Figure record extracts:
..........
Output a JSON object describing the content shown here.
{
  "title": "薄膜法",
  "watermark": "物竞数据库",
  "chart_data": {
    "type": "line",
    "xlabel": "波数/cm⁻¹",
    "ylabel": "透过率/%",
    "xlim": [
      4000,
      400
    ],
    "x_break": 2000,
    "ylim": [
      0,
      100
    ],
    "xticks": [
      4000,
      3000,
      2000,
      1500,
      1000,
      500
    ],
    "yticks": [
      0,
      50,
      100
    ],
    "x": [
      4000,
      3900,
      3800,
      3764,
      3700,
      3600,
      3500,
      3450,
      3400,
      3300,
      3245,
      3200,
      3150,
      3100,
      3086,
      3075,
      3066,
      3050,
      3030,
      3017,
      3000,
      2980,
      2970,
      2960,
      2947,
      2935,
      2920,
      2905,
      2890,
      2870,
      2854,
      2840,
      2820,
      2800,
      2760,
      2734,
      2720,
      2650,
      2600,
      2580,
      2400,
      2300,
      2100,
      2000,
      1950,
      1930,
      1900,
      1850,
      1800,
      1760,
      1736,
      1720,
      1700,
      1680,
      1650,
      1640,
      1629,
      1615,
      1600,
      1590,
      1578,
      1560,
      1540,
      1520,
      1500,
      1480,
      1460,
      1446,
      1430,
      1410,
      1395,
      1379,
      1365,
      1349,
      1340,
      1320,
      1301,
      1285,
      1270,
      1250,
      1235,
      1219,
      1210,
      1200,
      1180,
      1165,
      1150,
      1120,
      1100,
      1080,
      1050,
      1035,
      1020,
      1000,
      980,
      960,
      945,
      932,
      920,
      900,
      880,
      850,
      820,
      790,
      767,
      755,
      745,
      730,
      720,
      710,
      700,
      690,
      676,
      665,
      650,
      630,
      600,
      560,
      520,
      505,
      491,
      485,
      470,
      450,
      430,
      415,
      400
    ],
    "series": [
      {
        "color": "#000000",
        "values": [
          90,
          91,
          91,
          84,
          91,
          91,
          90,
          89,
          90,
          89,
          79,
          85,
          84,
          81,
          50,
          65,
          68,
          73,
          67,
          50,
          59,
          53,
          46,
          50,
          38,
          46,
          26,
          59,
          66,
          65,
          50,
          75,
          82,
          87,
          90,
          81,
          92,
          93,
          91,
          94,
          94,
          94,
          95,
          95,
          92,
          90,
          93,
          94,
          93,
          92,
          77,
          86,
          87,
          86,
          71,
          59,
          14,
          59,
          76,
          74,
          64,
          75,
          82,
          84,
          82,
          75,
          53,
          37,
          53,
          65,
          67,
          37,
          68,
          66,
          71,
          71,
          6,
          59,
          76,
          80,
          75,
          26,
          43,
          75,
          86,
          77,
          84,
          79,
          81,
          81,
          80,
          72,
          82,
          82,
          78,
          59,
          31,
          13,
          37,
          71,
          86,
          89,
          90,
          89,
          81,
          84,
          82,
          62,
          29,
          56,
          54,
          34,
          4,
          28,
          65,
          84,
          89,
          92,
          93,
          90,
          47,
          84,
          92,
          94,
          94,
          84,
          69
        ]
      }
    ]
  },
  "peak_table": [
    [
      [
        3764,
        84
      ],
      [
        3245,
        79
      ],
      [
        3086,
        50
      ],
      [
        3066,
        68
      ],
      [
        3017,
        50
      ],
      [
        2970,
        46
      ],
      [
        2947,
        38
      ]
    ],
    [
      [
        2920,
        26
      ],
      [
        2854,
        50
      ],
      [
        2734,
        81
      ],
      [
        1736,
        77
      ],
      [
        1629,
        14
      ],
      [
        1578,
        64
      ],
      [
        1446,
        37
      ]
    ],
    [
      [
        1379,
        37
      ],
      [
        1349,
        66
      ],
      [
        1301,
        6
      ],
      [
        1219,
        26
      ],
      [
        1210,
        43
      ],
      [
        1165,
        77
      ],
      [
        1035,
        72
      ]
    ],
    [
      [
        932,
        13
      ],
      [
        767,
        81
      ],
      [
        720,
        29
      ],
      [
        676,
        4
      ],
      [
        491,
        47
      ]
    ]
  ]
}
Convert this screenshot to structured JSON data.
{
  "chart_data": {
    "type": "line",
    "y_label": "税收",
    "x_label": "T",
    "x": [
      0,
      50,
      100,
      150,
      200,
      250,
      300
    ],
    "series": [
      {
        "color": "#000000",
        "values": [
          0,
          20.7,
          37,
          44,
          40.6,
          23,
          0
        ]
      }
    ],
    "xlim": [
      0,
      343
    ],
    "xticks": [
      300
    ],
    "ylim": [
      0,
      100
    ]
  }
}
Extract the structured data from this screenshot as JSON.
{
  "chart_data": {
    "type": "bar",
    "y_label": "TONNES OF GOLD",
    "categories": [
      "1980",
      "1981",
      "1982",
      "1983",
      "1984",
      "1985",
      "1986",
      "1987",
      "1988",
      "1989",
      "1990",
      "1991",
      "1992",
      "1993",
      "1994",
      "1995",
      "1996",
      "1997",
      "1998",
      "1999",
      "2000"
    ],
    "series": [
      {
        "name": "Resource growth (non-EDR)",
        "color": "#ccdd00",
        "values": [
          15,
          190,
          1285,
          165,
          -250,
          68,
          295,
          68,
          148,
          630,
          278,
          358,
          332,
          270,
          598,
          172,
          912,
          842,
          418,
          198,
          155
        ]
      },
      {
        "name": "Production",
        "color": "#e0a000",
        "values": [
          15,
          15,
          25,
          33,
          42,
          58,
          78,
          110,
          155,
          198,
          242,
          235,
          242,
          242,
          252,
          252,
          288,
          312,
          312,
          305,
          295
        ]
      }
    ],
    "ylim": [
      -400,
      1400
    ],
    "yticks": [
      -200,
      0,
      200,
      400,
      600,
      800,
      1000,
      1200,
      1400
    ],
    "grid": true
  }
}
..........
● WHAT IS EXPECTED: Each line that holds the word "JSON" should be extracted from the records.

● FINISHED ANSWER:
Output a JSON object describing the content shown here.
Convert this screenshot to structured JSON data.
Extract the structured data from this screenshot as JSON.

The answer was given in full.